## MATERIAL TO PROCESS
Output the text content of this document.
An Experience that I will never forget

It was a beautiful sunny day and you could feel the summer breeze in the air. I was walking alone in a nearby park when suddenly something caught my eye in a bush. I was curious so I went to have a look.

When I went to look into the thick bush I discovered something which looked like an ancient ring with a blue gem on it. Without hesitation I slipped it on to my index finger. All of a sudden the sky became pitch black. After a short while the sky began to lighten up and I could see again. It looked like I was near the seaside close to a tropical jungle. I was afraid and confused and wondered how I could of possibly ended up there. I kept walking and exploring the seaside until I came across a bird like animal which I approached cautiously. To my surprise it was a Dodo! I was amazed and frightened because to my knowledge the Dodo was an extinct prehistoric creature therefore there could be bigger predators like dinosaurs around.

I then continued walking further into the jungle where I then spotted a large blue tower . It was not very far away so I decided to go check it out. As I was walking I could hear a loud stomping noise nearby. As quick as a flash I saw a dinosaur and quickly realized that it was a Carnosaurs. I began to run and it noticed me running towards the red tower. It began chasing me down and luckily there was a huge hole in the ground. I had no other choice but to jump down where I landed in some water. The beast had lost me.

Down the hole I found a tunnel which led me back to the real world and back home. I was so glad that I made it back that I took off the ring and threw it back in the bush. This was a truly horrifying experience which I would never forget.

## YOUR GOAL
Scan the data above and copy every line with "ring" in it.

## SOLVED PROBLEM
When I went to look into the thick bush I discovered something which looked like an ancient ring with a blue gem on it. Without hesitation I slipped it on to my index finger. All of a sudden the sky became pitch black. After a short while the sky began to lighten up and I could see again. It looked like I was near the seaside close to a tropical jungle. I was afraid and confused and wondered how I could of possibly ended up there. I kept walking and exploring the seaside until I came across a bird like animal which I approached cautiously. To my surprise it was a Dodo! I was amazed and frightened because to my knowledge the Dodo was an extinct prehistoric creature therefore there could be bigger predators like dinosaurs around.
Down the hole I found a tunnel which led me back to the real world and back home. I was so glad that I made it back that I took off the ring and threw it back in the bush. This was a truly horrifying experience which I would never forget.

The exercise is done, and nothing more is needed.